### Task requirements
Search the data for the word "Total" and copy every line where it occurs.

### Stored data

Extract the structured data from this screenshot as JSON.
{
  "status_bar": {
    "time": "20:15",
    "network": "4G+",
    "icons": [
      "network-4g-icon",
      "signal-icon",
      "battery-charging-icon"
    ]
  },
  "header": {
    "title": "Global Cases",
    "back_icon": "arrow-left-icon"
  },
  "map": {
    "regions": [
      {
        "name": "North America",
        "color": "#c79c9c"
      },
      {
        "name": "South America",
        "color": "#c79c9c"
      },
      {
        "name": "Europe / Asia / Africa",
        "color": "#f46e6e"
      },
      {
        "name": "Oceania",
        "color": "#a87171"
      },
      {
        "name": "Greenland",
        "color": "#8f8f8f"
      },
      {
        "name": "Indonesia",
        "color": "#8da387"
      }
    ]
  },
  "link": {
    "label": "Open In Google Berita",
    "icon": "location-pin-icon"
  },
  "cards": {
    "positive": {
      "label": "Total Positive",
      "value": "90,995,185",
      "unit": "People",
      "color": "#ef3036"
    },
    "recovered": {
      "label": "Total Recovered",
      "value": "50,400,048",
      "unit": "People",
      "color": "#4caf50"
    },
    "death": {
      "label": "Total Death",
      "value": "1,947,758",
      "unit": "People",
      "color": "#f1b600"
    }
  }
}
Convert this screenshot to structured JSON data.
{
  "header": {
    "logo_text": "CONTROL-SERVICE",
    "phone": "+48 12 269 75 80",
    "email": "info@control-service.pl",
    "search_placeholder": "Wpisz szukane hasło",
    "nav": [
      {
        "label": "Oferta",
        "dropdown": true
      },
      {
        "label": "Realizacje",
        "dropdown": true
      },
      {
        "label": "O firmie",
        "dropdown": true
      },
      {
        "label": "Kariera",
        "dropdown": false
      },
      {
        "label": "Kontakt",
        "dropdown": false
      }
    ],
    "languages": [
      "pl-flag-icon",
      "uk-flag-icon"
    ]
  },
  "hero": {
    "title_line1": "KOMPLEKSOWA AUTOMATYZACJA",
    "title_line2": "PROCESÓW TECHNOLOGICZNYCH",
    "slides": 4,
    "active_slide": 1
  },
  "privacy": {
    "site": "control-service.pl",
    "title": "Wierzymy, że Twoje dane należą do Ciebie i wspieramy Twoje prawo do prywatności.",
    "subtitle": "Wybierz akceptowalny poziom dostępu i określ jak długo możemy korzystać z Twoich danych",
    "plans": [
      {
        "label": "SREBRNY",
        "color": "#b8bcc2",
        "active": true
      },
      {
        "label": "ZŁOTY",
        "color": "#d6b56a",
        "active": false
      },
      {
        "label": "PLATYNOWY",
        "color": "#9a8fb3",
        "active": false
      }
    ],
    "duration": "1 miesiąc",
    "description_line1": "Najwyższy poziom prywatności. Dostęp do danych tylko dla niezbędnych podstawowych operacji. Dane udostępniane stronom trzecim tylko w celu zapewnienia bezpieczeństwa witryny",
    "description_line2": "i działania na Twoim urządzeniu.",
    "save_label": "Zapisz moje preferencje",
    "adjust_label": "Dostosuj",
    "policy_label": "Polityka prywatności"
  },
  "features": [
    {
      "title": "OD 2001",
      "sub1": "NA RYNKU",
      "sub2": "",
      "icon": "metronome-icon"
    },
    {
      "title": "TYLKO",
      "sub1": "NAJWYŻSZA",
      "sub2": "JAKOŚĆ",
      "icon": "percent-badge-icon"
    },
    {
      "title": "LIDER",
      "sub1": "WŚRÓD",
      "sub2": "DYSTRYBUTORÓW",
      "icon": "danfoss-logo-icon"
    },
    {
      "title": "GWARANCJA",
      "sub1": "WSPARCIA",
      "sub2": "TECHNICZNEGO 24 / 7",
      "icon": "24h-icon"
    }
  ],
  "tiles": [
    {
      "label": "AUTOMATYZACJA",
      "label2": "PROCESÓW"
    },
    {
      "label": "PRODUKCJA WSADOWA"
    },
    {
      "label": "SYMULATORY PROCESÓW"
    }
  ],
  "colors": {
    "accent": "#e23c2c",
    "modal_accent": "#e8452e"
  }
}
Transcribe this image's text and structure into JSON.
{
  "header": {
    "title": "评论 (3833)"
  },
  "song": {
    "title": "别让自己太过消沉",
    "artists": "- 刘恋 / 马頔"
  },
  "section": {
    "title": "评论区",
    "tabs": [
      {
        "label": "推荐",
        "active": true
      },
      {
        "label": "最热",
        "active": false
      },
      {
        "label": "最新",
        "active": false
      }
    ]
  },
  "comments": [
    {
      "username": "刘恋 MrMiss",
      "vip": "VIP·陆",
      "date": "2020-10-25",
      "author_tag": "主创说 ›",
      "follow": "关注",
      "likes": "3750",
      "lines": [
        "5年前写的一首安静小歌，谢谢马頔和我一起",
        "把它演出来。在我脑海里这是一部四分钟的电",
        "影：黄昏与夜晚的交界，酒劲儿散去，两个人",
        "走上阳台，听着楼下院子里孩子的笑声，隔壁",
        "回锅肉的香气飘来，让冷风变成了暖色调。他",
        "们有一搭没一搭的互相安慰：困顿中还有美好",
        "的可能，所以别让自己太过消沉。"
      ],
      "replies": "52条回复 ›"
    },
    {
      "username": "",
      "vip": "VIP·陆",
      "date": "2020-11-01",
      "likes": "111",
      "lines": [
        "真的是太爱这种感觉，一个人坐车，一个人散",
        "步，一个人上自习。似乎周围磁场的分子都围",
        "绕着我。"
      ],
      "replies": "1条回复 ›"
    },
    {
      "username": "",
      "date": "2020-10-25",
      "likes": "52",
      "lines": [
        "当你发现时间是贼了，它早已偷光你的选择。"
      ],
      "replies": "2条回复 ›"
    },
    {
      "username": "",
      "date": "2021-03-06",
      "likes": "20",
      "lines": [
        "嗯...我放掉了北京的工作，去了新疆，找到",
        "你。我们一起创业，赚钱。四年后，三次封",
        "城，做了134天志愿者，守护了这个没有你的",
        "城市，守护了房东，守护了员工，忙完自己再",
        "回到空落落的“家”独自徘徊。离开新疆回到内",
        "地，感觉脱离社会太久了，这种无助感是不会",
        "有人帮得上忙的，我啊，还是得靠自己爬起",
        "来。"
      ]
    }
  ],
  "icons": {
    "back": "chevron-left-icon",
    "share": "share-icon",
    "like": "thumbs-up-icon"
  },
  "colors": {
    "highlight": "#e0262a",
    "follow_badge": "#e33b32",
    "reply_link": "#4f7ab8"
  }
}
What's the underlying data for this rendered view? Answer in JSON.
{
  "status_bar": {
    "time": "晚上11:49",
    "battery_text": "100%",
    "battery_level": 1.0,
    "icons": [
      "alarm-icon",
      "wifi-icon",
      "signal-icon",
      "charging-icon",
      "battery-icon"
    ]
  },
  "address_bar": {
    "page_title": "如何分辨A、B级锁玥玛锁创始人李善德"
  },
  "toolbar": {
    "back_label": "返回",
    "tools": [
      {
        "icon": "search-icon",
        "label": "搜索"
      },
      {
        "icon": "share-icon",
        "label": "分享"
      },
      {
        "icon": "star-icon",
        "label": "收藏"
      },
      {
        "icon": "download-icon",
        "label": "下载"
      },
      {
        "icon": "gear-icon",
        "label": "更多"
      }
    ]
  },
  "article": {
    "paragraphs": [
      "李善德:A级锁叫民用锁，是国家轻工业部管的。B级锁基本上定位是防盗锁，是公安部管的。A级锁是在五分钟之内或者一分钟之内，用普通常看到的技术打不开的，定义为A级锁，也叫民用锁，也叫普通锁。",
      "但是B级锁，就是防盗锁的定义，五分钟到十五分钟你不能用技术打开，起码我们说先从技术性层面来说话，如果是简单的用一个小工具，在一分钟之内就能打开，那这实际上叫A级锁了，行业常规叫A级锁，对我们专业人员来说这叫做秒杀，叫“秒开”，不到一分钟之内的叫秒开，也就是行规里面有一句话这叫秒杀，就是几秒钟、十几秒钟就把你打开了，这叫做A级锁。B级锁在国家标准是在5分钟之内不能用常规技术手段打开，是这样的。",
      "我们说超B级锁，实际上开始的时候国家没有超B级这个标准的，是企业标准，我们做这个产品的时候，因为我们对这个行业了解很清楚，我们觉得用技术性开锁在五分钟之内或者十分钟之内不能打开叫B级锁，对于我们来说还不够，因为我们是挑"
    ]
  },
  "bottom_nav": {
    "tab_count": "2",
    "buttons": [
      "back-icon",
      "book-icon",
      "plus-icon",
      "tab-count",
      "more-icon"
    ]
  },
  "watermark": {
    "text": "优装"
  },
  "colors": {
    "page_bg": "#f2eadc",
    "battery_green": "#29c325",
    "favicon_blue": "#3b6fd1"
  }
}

### Expected answer
      "label": "Total Positive",
      "label": "Total Recovered",
      "label": "Total Death",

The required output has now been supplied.